## DATA LISTING
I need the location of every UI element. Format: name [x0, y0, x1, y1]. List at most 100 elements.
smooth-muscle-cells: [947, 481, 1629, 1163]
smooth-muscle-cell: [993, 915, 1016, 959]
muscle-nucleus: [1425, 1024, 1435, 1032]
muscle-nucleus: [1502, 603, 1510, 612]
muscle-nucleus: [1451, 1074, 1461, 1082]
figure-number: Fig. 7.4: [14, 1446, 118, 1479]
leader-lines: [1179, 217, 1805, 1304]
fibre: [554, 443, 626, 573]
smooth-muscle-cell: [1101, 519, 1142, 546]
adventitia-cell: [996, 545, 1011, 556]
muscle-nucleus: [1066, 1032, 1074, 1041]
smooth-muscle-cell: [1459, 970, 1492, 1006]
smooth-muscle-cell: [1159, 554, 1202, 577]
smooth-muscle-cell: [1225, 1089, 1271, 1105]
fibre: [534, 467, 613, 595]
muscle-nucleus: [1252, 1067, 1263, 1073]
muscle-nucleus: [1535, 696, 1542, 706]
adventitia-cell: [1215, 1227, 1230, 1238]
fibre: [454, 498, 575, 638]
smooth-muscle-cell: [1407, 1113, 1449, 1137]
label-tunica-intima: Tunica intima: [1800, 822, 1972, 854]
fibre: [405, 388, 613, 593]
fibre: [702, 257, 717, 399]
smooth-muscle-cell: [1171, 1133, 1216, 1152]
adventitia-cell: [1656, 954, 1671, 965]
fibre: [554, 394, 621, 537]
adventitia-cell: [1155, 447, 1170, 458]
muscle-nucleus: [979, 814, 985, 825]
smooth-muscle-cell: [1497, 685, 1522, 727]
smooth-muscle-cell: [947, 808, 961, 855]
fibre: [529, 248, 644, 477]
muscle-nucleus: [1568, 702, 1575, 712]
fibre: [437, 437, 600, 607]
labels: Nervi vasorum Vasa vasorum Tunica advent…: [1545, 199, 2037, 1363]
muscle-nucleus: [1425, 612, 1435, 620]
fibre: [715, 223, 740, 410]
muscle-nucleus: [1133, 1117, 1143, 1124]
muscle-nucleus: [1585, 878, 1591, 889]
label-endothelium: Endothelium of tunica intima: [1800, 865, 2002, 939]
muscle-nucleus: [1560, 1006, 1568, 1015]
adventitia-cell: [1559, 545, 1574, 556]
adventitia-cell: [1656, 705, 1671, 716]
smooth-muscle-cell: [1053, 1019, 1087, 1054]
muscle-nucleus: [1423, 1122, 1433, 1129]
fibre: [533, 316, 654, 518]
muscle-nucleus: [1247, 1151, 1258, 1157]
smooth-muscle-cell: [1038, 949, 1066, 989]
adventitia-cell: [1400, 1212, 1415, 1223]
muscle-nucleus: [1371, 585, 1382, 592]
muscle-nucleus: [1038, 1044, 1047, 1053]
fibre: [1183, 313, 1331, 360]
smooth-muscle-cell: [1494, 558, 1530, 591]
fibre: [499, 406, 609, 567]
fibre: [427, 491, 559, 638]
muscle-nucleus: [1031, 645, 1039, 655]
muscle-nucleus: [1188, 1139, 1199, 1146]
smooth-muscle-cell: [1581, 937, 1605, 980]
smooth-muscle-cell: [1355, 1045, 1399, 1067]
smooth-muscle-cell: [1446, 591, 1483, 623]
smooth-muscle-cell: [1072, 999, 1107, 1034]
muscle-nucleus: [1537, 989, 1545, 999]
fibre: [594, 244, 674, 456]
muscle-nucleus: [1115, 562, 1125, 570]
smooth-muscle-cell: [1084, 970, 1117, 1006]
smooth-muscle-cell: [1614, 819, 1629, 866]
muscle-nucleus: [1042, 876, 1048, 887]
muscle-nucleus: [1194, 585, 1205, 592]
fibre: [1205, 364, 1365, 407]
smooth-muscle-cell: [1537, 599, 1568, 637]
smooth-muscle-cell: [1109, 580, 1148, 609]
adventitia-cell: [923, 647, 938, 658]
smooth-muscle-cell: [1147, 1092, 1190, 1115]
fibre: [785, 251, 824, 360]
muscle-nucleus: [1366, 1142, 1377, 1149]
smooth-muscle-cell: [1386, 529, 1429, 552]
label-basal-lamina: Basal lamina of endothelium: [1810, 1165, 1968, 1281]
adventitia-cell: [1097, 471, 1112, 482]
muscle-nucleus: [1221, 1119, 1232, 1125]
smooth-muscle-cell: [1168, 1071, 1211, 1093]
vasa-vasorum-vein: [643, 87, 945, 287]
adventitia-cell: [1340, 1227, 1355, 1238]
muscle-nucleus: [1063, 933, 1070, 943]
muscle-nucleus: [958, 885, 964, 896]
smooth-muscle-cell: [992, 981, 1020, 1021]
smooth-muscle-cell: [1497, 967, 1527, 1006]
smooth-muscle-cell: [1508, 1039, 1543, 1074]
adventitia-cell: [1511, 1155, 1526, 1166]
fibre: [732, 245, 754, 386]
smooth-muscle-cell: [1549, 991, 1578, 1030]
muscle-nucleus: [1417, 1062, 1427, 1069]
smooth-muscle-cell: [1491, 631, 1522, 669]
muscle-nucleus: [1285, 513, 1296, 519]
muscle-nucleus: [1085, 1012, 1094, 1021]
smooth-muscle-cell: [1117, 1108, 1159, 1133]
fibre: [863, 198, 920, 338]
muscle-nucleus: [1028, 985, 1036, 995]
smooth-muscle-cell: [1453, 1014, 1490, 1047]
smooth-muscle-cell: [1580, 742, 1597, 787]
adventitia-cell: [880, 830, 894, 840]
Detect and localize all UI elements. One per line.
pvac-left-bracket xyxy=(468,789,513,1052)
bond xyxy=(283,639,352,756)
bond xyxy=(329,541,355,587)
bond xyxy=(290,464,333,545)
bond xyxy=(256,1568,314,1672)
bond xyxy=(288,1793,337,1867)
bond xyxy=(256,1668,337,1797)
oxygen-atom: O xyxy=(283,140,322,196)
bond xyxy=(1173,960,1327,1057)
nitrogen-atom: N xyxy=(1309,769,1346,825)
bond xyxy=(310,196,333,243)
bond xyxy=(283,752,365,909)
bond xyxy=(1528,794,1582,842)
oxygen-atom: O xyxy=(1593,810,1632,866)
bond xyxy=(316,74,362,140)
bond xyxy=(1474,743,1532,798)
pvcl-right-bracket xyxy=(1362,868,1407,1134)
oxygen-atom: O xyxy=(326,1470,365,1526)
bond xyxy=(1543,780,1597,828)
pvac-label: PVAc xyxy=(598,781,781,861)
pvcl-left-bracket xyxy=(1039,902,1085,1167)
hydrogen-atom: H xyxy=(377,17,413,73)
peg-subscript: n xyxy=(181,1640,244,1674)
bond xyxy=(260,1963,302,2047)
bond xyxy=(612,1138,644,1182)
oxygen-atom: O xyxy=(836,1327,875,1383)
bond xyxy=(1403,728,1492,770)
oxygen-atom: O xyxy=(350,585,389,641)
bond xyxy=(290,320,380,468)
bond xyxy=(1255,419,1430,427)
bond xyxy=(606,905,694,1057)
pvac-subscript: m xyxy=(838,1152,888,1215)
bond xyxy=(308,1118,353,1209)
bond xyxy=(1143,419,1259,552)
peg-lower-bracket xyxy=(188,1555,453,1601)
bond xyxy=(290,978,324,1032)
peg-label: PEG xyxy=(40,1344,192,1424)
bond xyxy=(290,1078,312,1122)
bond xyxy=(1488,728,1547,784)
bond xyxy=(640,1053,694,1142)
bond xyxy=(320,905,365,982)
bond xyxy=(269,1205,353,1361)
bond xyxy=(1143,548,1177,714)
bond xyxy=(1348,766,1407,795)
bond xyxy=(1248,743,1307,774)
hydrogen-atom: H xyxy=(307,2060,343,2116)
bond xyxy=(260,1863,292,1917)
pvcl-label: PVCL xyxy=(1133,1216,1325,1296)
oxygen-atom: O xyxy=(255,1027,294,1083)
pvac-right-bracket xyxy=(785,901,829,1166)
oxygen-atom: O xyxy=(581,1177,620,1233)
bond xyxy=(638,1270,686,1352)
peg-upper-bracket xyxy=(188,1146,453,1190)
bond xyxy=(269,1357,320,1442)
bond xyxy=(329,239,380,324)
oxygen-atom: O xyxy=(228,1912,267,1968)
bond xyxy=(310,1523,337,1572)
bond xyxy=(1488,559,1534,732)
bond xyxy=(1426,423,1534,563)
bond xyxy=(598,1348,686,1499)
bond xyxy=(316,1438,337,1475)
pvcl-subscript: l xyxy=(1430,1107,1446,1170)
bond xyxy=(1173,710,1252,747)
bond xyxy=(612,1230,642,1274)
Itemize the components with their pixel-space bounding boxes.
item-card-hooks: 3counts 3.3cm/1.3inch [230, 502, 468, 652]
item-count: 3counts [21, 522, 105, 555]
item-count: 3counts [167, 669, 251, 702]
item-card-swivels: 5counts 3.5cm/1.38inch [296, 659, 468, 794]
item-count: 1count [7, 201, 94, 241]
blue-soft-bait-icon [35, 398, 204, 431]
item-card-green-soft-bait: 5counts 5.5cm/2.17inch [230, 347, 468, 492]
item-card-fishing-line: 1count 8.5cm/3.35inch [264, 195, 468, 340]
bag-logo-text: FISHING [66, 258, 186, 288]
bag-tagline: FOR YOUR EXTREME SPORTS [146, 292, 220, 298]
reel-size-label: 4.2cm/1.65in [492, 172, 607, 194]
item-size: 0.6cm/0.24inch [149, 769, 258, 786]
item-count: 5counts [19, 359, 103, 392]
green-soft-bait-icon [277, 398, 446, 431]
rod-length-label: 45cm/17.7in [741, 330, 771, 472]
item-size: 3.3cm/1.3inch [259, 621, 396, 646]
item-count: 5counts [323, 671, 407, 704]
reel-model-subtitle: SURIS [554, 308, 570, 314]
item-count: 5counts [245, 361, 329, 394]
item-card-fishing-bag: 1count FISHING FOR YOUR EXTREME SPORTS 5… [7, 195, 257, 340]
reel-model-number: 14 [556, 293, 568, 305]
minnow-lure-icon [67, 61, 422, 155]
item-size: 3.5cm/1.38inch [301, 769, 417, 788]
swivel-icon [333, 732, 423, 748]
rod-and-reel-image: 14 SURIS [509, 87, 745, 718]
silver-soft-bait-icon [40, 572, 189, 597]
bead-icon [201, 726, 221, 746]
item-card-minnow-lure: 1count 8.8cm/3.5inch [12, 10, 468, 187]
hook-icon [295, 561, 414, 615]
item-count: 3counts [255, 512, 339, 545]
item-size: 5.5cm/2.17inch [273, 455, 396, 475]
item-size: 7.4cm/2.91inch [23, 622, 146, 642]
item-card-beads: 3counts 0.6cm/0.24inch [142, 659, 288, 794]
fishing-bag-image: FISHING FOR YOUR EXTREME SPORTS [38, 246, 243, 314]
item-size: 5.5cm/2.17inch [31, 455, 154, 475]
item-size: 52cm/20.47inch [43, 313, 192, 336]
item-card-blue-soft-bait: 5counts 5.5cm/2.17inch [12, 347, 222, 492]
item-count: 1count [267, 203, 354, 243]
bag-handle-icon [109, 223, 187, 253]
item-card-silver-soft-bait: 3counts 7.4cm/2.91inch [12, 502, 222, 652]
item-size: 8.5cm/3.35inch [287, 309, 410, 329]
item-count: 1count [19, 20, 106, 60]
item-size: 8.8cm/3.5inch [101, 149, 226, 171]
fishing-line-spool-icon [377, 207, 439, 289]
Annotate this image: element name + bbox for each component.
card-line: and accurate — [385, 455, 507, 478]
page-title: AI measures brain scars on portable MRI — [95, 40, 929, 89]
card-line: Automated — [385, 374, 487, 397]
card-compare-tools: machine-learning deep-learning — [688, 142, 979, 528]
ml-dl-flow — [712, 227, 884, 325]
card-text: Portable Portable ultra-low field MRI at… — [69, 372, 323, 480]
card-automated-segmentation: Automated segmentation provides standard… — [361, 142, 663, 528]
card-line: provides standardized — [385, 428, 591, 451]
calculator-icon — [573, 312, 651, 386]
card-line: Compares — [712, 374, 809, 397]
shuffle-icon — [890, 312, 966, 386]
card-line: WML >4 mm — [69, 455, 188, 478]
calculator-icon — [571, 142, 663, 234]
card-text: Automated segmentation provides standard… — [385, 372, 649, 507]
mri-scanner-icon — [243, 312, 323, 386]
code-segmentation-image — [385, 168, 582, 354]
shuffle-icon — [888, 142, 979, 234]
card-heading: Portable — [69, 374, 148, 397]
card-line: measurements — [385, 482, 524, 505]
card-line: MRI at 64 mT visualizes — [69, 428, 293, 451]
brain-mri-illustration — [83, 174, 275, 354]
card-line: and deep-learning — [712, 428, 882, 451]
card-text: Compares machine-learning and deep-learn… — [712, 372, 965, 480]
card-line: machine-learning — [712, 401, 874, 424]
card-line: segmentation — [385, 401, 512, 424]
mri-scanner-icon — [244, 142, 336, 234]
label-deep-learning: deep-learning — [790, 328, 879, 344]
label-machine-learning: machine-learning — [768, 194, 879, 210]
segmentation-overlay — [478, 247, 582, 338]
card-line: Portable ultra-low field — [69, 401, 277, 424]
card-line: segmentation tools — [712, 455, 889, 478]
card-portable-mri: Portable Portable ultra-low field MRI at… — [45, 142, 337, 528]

## PROBLEM TO WORK ON
Copy the material above word for word, from its very first line through the line that contains "smooth-muscle-cell: [947, 808, 961, 855]".

## SOLUTION TO THIS EXERCISE
I need the location of every UI element. Format: name [x0, y0, x1, y1]. List at most 100 elements.
smooth-muscle-cells: [947, 481, 1629, 1163]
smooth-muscle-cell: [993, 915, 1016, 959]
muscle-nucleus: [1425, 1024, 1435, 1032]
muscle-nucleus: [1502, 603, 1510, 612]
muscle-nucleus: [1451, 1074, 1461, 1082]
figure-number: Fig. 7.4: [14, 1446, 118, 1479]
leader-lines: [1179, 217, 1805, 1304]
fibre: [554, 443, 626, 573]
smooth-muscle-cell: [1101, 519, 1142, 546]
adventitia-cell: [996, 545, 1011, 556]
muscle-nucleus: [1066, 1032, 1074, 1041]
smooth-muscle-cell: [1459, 970, 1492, 1006]
smooth-muscle-cell: [1159, 554, 1202, 577]
smooth-muscle-cell: [1225, 1089, 1271, 1105]
fibre: [534, 467, 613, 595]
muscle-nucleus: [1252, 1067, 1263, 1073]
muscle-nucleus: [1535, 696, 1542, 706]
adventitia-cell: [1215, 1227, 1230, 1238]
fibre: [454, 498, 575, 638]
smooth-muscle-cell: [1407, 1113, 1449, 1137]
label-tunica-intima: Tunica intima: [1800, 822, 1972, 854]
fibre: [405, 388, 613, 593]
fibre: [702, 257, 717, 399]
smooth-muscle-cell: [1171, 1133, 1216, 1152]
adventitia-cell: [1656, 954, 1671, 965]
fibre: [554, 394, 621, 537]
adventitia-cell: [1155, 447, 1170, 458]
muscle-nucleus: [979, 814, 985, 825]
smooth-muscle-cell: [1497, 685, 1522, 727]
smooth-muscle-cell: [947, 808, 961, 855]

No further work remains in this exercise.